begin Records for this task
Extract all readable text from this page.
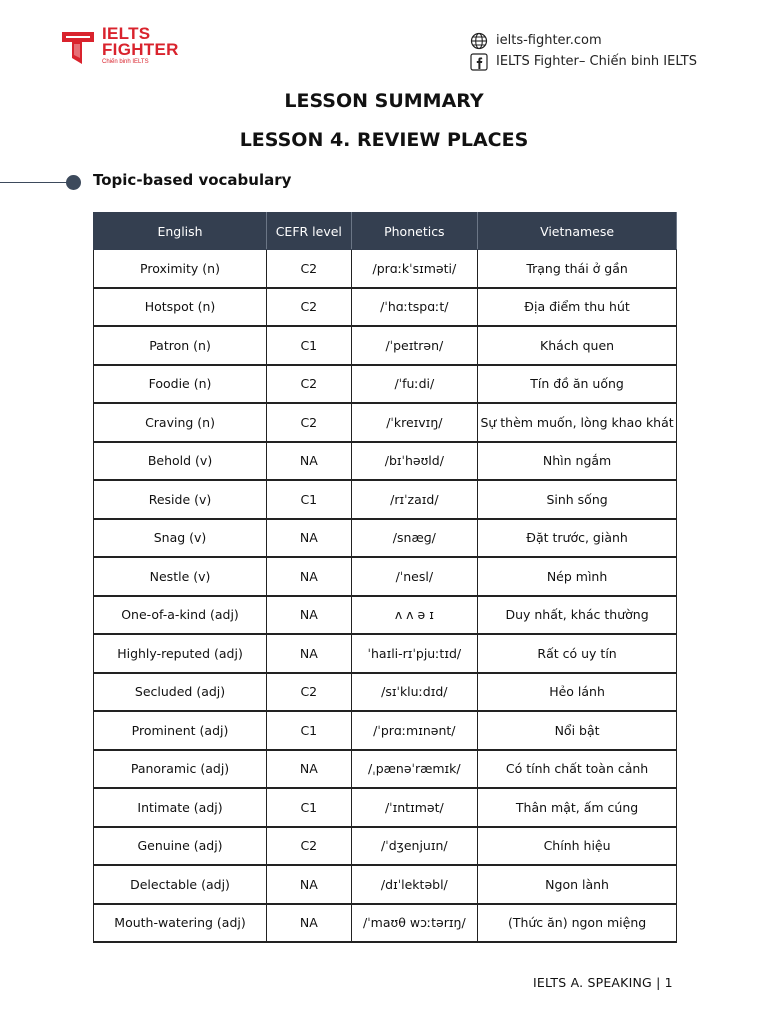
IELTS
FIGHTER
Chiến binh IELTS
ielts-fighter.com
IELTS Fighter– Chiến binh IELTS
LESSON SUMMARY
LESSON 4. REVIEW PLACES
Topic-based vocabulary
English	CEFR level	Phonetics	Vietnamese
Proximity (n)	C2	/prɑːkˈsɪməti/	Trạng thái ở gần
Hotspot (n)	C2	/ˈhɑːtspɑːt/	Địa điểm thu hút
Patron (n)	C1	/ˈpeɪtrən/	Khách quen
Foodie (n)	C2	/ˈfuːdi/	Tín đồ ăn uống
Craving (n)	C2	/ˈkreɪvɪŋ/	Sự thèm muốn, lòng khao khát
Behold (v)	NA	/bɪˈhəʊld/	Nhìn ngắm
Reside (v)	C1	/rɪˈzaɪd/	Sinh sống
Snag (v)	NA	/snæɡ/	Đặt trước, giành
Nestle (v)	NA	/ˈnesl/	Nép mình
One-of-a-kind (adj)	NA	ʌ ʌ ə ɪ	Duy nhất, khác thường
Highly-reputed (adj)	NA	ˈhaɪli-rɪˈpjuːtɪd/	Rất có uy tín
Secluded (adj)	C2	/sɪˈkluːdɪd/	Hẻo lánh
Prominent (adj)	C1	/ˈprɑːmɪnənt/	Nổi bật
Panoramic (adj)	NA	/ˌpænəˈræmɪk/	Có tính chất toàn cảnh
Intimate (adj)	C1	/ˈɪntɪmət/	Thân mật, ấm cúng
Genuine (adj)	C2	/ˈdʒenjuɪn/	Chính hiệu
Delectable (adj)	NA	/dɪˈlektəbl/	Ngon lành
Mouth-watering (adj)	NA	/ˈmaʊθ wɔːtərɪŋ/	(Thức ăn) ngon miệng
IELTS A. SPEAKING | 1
end Records for this task
begin Records for this task
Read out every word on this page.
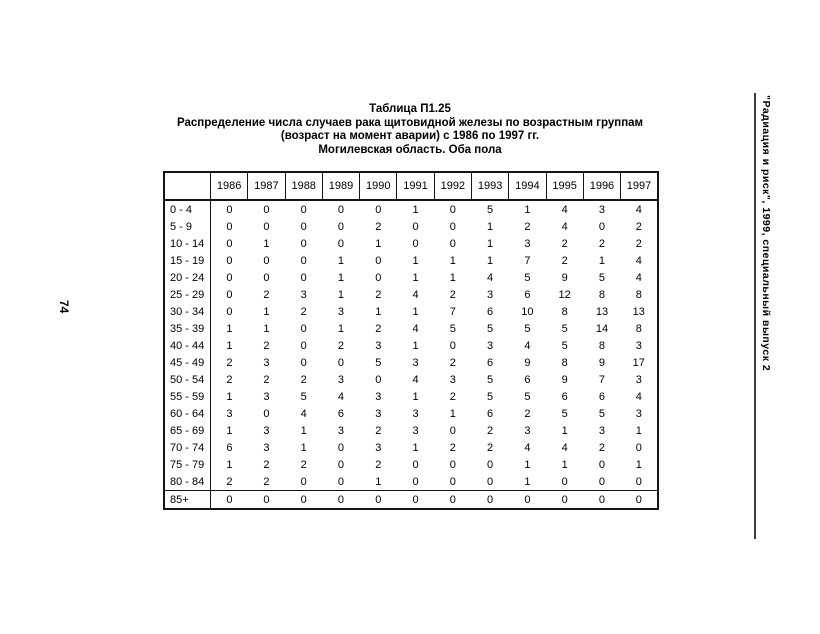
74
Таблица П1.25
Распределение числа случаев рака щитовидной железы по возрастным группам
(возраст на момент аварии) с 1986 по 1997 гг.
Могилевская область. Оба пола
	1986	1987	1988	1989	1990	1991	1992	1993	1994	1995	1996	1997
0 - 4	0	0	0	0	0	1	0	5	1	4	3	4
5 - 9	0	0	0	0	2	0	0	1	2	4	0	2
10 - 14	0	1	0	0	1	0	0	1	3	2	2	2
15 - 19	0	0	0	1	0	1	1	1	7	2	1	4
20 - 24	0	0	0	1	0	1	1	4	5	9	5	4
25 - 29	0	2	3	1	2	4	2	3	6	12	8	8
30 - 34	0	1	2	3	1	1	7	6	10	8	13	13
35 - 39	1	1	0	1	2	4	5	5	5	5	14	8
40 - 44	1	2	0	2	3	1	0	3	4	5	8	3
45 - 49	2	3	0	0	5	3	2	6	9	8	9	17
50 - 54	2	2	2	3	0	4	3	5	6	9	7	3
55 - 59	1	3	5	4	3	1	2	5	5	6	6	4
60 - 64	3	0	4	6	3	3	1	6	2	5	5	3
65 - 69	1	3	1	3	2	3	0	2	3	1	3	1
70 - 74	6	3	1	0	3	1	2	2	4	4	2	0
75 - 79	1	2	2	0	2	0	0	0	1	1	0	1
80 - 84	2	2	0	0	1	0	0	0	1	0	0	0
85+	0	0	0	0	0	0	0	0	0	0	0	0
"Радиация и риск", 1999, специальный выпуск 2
end Records for this task
begin Records for this task
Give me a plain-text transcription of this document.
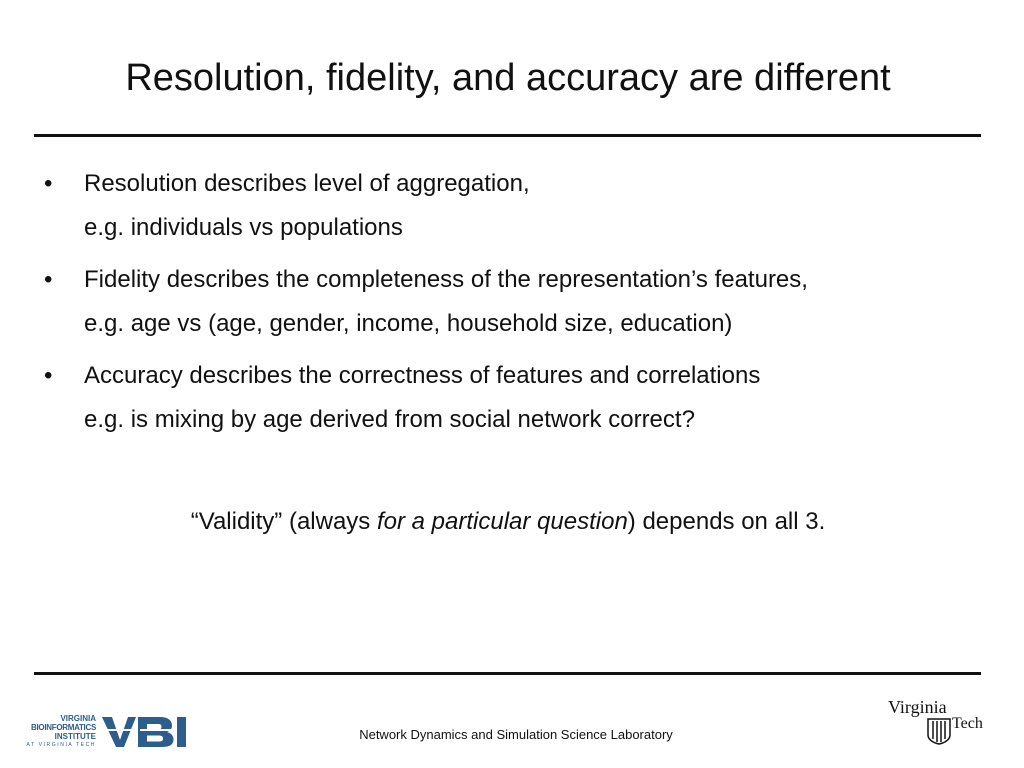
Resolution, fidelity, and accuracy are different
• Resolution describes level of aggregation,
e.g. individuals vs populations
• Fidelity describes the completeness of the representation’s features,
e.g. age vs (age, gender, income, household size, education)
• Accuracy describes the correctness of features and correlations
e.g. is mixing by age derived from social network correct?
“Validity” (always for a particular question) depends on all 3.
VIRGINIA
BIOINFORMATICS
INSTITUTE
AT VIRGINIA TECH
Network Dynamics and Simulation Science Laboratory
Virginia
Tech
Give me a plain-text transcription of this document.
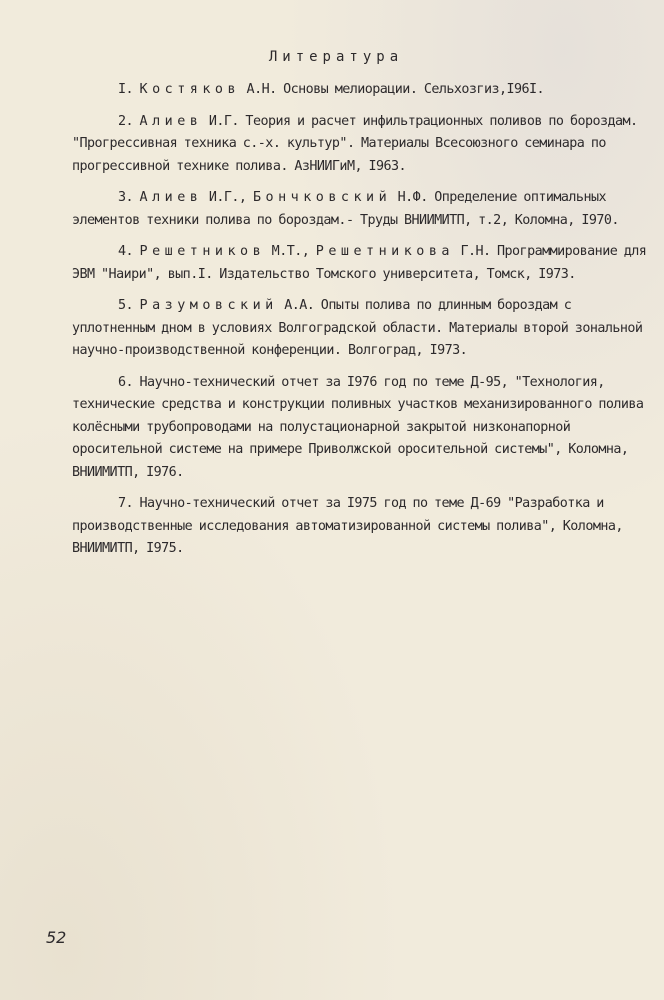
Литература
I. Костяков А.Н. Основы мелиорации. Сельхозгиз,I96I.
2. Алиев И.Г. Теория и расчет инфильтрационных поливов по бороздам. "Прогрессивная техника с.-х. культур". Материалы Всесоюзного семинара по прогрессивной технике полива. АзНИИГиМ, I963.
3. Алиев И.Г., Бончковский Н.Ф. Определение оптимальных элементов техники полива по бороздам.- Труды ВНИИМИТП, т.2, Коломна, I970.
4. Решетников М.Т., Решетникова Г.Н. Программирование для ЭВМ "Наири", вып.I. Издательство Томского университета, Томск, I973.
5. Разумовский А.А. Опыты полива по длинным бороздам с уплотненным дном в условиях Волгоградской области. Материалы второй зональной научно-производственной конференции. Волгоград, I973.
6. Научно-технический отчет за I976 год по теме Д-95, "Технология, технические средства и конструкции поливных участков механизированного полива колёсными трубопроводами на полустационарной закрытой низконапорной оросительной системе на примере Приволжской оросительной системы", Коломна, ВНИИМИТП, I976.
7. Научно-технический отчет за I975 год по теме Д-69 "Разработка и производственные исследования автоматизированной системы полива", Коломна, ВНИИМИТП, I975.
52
end Records for this task
__Given instruction__: Pull every line containing "LESSON" out of the records.

__Correct answer__:
LESSON SUMMARY
LESSON 4. REVIEW PLACES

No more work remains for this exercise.